### TASK DETAILS:
Copy each of the following records line for line, with no changes.

### INPUT MATERIAL:
===

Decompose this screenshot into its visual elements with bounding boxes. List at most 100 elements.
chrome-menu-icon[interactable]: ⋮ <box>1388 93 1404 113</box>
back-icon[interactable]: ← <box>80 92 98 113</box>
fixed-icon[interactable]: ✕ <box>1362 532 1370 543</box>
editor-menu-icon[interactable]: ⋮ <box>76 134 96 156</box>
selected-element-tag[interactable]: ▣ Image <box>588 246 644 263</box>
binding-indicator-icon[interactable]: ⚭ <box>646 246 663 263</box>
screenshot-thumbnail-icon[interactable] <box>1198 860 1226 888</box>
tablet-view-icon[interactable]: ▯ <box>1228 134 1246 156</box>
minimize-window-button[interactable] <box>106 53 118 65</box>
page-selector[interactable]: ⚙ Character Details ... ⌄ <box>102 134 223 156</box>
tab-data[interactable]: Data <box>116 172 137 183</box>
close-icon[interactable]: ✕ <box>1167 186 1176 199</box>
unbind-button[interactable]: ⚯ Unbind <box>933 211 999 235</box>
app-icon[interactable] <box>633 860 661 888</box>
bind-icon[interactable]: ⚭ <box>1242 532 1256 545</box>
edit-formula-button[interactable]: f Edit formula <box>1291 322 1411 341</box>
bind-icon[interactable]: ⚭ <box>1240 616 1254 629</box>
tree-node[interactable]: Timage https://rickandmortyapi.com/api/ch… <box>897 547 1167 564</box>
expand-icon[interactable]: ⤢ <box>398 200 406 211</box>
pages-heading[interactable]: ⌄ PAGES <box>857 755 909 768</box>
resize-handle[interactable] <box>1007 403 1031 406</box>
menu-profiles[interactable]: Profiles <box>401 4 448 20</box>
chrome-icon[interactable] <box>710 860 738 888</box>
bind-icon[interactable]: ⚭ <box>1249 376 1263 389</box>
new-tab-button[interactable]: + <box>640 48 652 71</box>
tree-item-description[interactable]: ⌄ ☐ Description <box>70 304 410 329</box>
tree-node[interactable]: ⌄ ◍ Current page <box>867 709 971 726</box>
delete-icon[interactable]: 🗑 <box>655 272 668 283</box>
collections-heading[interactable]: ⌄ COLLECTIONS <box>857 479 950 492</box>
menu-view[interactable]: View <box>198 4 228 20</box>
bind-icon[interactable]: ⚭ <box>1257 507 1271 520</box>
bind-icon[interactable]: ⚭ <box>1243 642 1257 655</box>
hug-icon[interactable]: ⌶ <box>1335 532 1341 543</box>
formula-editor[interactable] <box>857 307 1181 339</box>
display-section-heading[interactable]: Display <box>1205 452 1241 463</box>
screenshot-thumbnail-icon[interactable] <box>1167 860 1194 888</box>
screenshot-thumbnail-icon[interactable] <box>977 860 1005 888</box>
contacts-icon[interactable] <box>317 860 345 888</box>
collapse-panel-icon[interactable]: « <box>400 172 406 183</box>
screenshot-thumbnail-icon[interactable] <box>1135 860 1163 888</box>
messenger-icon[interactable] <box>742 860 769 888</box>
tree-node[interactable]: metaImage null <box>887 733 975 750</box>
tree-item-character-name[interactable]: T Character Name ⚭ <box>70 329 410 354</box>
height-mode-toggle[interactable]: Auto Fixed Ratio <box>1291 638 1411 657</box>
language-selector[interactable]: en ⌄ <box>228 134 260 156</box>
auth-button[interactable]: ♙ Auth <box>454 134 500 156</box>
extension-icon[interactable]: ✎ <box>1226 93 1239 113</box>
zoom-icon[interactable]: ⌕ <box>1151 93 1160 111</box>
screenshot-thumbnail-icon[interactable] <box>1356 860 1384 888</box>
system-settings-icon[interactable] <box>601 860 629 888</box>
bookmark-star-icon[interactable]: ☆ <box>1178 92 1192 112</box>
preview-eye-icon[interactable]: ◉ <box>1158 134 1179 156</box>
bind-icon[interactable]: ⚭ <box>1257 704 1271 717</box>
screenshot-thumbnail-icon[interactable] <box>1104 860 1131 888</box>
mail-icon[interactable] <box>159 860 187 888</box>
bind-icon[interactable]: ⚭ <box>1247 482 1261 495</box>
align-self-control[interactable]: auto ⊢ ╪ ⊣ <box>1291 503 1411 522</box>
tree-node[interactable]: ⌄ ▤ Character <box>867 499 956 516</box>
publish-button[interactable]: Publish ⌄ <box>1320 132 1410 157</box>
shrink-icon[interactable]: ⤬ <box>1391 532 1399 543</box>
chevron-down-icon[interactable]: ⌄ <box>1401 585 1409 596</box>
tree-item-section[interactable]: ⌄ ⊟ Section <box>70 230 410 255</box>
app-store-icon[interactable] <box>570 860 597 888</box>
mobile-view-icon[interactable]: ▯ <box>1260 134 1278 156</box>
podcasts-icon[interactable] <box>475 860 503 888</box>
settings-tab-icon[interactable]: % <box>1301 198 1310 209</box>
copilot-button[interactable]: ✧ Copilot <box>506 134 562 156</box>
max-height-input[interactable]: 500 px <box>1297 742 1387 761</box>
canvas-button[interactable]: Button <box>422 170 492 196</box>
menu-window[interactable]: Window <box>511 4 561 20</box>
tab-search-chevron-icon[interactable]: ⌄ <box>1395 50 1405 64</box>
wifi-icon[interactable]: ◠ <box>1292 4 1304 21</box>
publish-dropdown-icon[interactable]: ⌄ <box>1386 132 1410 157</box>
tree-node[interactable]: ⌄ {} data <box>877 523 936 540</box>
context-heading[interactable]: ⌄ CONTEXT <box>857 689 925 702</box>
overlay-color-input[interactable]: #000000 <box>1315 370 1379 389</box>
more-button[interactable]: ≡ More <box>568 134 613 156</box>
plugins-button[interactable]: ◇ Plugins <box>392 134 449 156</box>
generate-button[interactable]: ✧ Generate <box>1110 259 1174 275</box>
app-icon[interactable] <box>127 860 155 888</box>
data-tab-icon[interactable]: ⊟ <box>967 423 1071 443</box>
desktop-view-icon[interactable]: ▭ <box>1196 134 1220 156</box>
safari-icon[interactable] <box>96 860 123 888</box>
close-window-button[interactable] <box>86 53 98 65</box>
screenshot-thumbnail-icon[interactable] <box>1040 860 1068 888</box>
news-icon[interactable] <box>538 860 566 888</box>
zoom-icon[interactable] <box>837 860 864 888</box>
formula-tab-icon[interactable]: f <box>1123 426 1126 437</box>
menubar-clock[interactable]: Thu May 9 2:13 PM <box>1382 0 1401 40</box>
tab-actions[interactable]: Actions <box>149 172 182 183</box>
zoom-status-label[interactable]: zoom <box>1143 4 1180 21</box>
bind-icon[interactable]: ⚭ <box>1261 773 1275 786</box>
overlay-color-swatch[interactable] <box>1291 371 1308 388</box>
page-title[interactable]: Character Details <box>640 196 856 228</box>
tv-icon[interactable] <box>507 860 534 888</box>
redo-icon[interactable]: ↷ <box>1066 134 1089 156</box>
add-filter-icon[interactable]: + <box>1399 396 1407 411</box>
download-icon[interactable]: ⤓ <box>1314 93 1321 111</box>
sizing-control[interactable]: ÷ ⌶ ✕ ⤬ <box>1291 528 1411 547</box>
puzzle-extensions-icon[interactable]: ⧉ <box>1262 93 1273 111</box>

===

### TASK RESPONSE:
Decompose this screenshot into its visual elements with bounding boxes. List at most 100 elements.
chrome-menu-icon[interactable]: ⋮ <box>1388 93 1404 113</box>
back-icon[interactable]: ← <box>80 92 98 113</box>
fixed-icon[interactable]: ✕ <box>1362 532 1370 543</box>
editor-menu-icon[interactable]: ⋮ <box>76 134 96 156</box>
selected-element-tag[interactable]: ▣ Image <box>588 246 644 263</box>
binding-indicator-icon[interactable]: ⚭ <box>646 246 663 263</box>
screenshot-thumbnail-icon[interactable] <box>1198 860 1226 888</box>
tablet-view-icon[interactable]: ▯ <box>1228 134 1246 156</box>
minimize-window-button[interactable] <box>106 53 118 65</box>
page-selector[interactable]: ⚙ Character Details ... ⌄ <box>102 134 223 156</box>
tab-data[interactable]: Data <box>116 172 137 183</box>
close-icon[interactable]: ✕ <box>1167 186 1176 199</box>
unbind-button[interactable]: ⚯ Unbind <box>933 211 999 235</box>
app-icon[interactable] <box>633 860 661 888</box>
bind-icon[interactable]: ⚭ <box>1242 532 1256 545</box>
edit-formula-button[interactable]: f Edit formula <box>1291 322 1411 341</box>
bind-icon[interactable]: ⚭ <box>1240 616 1254 629</box>
tree-node[interactable]: Timage https://rickandmortyapi.com/api/ch… <box>897 547 1167 564</box>
expand-icon[interactable]: ⤢ <box>398 200 406 211</box>
pages-heading[interactable]: ⌄ PAGES <box>857 755 909 768</box>
resize-handle[interactable] <box>1007 403 1031 406</box>
menu-profiles[interactable]: Profiles <box>401 4 448 20</box>
chrome-icon[interactable] <box>710 860 738 888</box>
bind-icon[interactable]: ⚭ <box>1249 376 1263 389</box>
new-tab-button[interactable]: + <box>640 48 652 71</box>
tree-item-description[interactable]: ⌄ ☐ Description <box>70 304 410 329</box>
tree-node[interactable]: ⌄ ◍ Current page <box>867 709 971 726</box>
delete-icon[interactable]: 🗑 <box>655 272 668 283</box>
collections-heading[interactable]: ⌄ COLLECTIONS <box>857 479 950 492</box>
menu-view[interactable]: View <box>198 4 228 20</box>
bind-icon[interactable]: ⚭ <box>1257 507 1271 520</box>
bind-icon[interactable]: ⚭ <box>1243 642 1257 655</box>
hug-icon[interactable]: ⌶ <box>1335 532 1341 543</box>
formula-editor[interactable] <box>857 307 1181 339</box>
display-section-heading[interactable]: Display <box>1205 452 1241 463</box>
screenshot-thumbnail-icon[interactable] <box>1167 860 1194 888</box>
screenshot-thumbnail-icon[interactable] <box>977 860 1005 888</box>
contacts-icon[interactable] <box>317 860 345 888</box>
collapse-panel-icon[interactable]: « <box>400 172 406 183</box>
screenshot-thumbnail-icon[interactable] <box>1135 860 1163 888</box>
messenger-icon[interactable] <box>742 860 769 888</box>
tree-node[interactable]: metaImage null <box>887 733 975 750</box>
tree-item-character-name[interactable]: T Character Name ⚭ <box>70 329 410 354</box>
height-mode-toggle[interactable]: Auto Fixed Ratio <box>1291 638 1411 657</box>
language-selector[interactable]: en ⌄ <box>228 134 260 156</box>
auth-button[interactable]: ♙ Auth <box>454 134 500 156</box>
extension-icon[interactable]: ✎ <box>1226 93 1239 113</box>
zoom-icon[interactable]: ⌕ <box>1151 93 1160 111</box>
screenshot-thumbnail-icon[interactable] <box>1356 860 1384 888</box>
system-settings-icon[interactable] <box>601 860 629 888</box>
bookmark-star-icon[interactable]: ☆ <box>1178 92 1192 112</box>
preview-eye-icon[interactable]: ◉ <box>1158 134 1179 156</box>
bind-icon[interactable]: ⚭ <box>1257 704 1271 717</box>
screenshot-thumbnail-icon[interactable] <box>1104 860 1131 888</box>
mail-icon[interactable] <box>159 860 187 888</box>
bind-icon[interactable]: ⚭ <box>1247 482 1261 495</box>
align-self-control[interactable]: auto ⊢ ╪ ⊣ <box>1291 503 1411 522</box>
tree-node[interactable]: ⌄ ▤ Character <box>867 499 956 516</box>
publish-button[interactable]: Publish ⌄ <box>1320 132 1410 157</box>
shrink-icon[interactable]: ⤬ <box>1391 532 1399 543</box>
chevron-down-icon[interactable]: ⌄ <box>1401 585 1409 596</box>
tree-item-section[interactable]: ⌄ ⊟ Section <box>70 230 410 255</box>
app-store-icon[interactable] <box>570 860 597 888</box>
mobile-view-icon[interactable]: ▯ <box>1260 134 1278 156</box>
podcasts-icon[interactable] <box>475 860 503 888</box>
settings-tab-icon[interactable]: % <box>1301 198 1310 209</box>
copilot-button[interactable]: ✧ Copilot <box>506 134 562 156</box>
max-height-input[interactable]: 500 px <box>1297 742 1387 761</box>
canvas-button[interactable]: Button <box>422 170 492 196</box>
menu-window[interactable]: Window <box>511 4 561 20</box>
tab-search-chevron-icon[interactable]: ⌄ <box>1395 50 1405 64</box>
wifi-icon[interactable]: ◠ <box>1292 4 1304 21</box>
publish-dropdown-icon[interactable]: ⌄ <box>1386 132 1410 157</box>
tree-node[interactable]: ⌄ {} data <box>877 523 936 540</box>
context-heading[interactable]: ⌄ CONTEXT <box>857 689 925 702</box>
overlay-color-input[interactable]: #000000 <box>1315 370 1379 389</box>
more-button[interactable]: ≡ More <box>568 134 613 156</box>
plugins-button[interactable]: ◇ Plugins <box>392 134 449 156</box>
generate-button[interactable]: ✧ Generate <box>1110 259 1174 275</box>
app-icon[interactable] <box>127 860 155 888</box>
data-tab-icon[interactable]: ⊟ <box>967 423 1071 443</box>
desktop-view-icon[interactable]: ▭ <box>1196 134 1220 156</box>
safari-icon[interactable] <box>96 860 123 888</box>
close-window-button[interactable] <box>86 53 98 65</box>
screenshot-thumbnail-icon[interactable] <box>1040 860 1068 888</box>
news-icon[interactable] <box>538 860 566 888</box>
zoom-icon[interactable] <box>837 860 864 888</box>
formula-tab-icon[interactable]: f <box>1123 426 1126 437</box>
menubar-clock[interactable]: Thu May 9 2:13 PM <box>1382 0 1401 40</box>
tab-actions[interactable]: Actions <box>149 172 182 183</box>
zoom-status-label[interactable]: zoom <box>1143 4 1180 21</box>
bind-icon[interactable]: ⚭ <box>1261 773 1275 786</box>
overlay-color-swatch[interactable] <box>1291 371 1308 388</box>
page-title[interactable]: Character Details <box>640 196 856 228</box>
tv-icon[interactable] <box>507 860 534 888</box>
redo-icon[interactable]: ↷ <box>1066 134 1089 156</box>
add-filter-icon[interactable]: + <box>1399 396 1407 411</box>
download-icon[interactable]: ⤓ <box>1314 93 1321 111</box>
sizing-control[interactable]: ÷ ⌶ ✕ ⤬ <box>1291 528 1411 547</box>
puzzle-extensions-icon[interactable]: ⧉ <box>1262 93 1273 111</box>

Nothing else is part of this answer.